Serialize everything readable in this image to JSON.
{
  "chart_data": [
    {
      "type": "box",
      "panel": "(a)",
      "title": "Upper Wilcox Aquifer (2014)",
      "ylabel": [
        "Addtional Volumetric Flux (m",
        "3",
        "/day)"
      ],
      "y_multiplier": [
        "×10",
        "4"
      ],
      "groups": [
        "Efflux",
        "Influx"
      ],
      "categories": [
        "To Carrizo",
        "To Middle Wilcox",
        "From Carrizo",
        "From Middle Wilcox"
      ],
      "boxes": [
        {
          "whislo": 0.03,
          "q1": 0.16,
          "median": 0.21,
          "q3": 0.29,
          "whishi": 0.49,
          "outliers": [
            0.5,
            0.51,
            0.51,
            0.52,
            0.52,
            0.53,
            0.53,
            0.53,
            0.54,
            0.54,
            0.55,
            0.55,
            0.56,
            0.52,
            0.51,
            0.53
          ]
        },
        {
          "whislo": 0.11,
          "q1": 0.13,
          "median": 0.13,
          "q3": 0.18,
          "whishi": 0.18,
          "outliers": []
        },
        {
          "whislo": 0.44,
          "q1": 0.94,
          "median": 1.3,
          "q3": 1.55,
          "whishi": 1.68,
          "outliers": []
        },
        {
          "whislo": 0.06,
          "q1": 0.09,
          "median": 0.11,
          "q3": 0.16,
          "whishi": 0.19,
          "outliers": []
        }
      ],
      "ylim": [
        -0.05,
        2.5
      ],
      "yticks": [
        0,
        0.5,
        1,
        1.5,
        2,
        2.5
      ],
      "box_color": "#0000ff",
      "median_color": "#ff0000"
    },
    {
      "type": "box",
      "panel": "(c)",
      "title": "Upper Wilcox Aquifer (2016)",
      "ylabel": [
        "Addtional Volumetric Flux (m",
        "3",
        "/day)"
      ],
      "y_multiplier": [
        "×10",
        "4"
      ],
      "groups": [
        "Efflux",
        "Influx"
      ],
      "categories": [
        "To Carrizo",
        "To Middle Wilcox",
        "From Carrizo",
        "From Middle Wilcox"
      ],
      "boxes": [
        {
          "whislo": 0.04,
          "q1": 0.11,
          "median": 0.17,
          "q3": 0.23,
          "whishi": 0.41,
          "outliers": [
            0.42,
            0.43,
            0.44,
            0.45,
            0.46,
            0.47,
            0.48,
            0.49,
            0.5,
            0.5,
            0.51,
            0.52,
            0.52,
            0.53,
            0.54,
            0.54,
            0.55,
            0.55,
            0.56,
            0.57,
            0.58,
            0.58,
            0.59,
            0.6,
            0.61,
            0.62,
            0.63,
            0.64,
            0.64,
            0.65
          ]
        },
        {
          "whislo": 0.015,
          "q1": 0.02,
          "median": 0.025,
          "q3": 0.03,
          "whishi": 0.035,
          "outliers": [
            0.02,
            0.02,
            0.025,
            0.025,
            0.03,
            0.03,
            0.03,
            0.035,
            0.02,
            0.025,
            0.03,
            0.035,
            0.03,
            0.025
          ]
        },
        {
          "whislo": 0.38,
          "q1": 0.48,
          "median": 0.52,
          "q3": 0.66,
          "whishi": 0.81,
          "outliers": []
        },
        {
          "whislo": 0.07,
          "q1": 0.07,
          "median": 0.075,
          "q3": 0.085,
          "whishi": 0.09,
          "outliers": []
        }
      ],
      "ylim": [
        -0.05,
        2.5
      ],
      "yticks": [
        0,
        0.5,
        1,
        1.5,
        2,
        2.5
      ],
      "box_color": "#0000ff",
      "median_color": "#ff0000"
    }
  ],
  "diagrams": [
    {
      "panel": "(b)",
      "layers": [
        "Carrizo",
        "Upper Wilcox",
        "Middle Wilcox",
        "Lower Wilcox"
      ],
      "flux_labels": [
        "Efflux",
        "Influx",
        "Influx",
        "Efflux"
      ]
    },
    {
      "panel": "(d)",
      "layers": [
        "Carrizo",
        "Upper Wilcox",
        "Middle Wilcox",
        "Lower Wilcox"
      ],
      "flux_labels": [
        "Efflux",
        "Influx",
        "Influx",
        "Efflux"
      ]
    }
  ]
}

• THE REQUEST: Return all of the data exactly as it reads.

• CORRECT RESPONSE:
Serialize everything readable in this image to JSON.
{
  "chart_data": [
    {
      "type": "box",
      "panel": "(a)",
      "title": "Upper Wilcox Aquifer (2014)",
      "ylabel": [
        "Addtional Volumetric Flux (m",
        "3",
        "/day)"
      ],
      "y_multiplier": [
        "×10",
        "4"
      ],
      "groups": [
        "Efflux",
        "Influx"
      ],
      "categories": [
        "To Carrizo",
        "To Middle Wilcox",
        "From Carrizo",
        "From Middle Wilcox"
      ],
      "boxes": [
        {
          "whislo": 0.03,
          "q1": 0.16,
          "median": 0.21,
          "q3": 0.29,
          "whishi": 0.49,
          "outliers": [
            0.5,
            0.51,
            0.51,
            0.52,
            0.52,
            0.53,
            0.53,
            0.53,
            0.54,
            0.54,
            0.55,
            0.55,
            0.56,
            0.52,
            0.51,
            0.53
          ]
        },
        {
          "whislo": 0.11,
          "q1": 0.13,
          "median": 0.13,
          "q3": 0.18,
          "whishi": 0.18,
          "outliers": []
        },
        {
          "whislo": 0.44,
          "q1": 0.94,
          "median": 1.3,
          "q3": 1.55,
          "whishi": 1.68,
          "outliers": []
        },
        {
          "whislo": 0.06,
          "q1": 0.09,
          "median": 0.11,
          "q3": 0.16,
          "whishi": 0.19,
          "outliers": []
        }
      ],
      "ylim": [
        -0.05,
        2.5
      ],
      "yticks": [
        0,
        0.5,
        1,
        1.5,
        2,
        2.5
      ],
      "box_color": "#0000ff",
      "median_color": "#ff0000"
    },
    {
      "type": "box",
      "panel": "(c)",
      "title": "Upper Wilcox Aquifer (2016)",
      "ylabel": [
        "Addtional Volumetric Flux (m",
        "3",
        "/day)"
      ],
      "y_multiplier": [
        "×10",
        "4"
      ],
      "groups": [
        "Efflux",
        "Influx"
      ],
      "categories": [
        "To Carrizo",
        "To Middle Wilcox",
        "From Carrizo",
        "From Middle Wilcox"
      ],
      "boxes": [
        {
          "whislo": 0.04,
          "q1": 0.11,
          "median": 0.17,
          "q3": 0.23,
          "whishi": 0.41,
          "outliers": [
            0.42,
            0.43,
            0.44,
            0.45,
            0.46,
            0.47,
            0.48,
            0.49,
            0.5,
            0.5,
            0.51,
            0.52,
            0.52,
            0.53,
            0.54,
            0.54,
            0.55,
            0.55,
            0.56,
            0.57,
            0.58,
            0.58,
            0.59,
            0.6,
            0.61,
            0.62,
            0.63,
            0.64,
            0.64,
            0.65
          ]
        },
        {
          "whislo": 0.015,
          "q1": 0.02,
          "median": 0.025,
          "q3": 0.03,
          "whishi": 0.035,
          "outliers": [
            0.02,
            0.02,
            0.025,
            0.025,
            0.03,
            0.03,
            0.03,
            0.035,
            0.02,
            0.025,
            0.03,
            0.035,
            0.03,
            0.025
          ]
        },
        {
          "whislo": 0.38,
          "q1": 0.48,
          "median": 0.52,
          "q3": 0.66,
          "whishi": 0.81,
          "outliers": []
        },
        {
          "whislo": 0.07,
          "q1": 0.07,
          "median": 0.075,
          "q3": 0.085,
          "whishi": 0.09,
          "outliers": []
        }
      ],
      "ylim": [
        -0.05,
        2.5
      ],
      "yticks": [
        0,
        0.5,
        1,
        1.5,
        2,
        2.5
      ],
      "box_color": "#0000ff",
      "median_color": "#ff0000"
    }
  ],
  "diagrams": [
    {
      "panel": "(b)",
      "layers": [
        "Carrizo",
        "Upper Wilcox",
        "Middle Wilcox",
        "Lower Wilcox"
      ],
      "flux_labels": [
        "Efflux",
        "Influx",
        "Influx",
        "Efflux"
      ]
    },
    {
      "panel": "(d)",
      "layers": [
        "Carrizo",
        "Upper Wilcox",
        "Middle Wilcox",
        "Lower Wilcox"
      ],
      "flux_labels": [
        "Efflux",
        "Influx",
        "Influx",
        "Efflux"
      ]
    }
  ]
}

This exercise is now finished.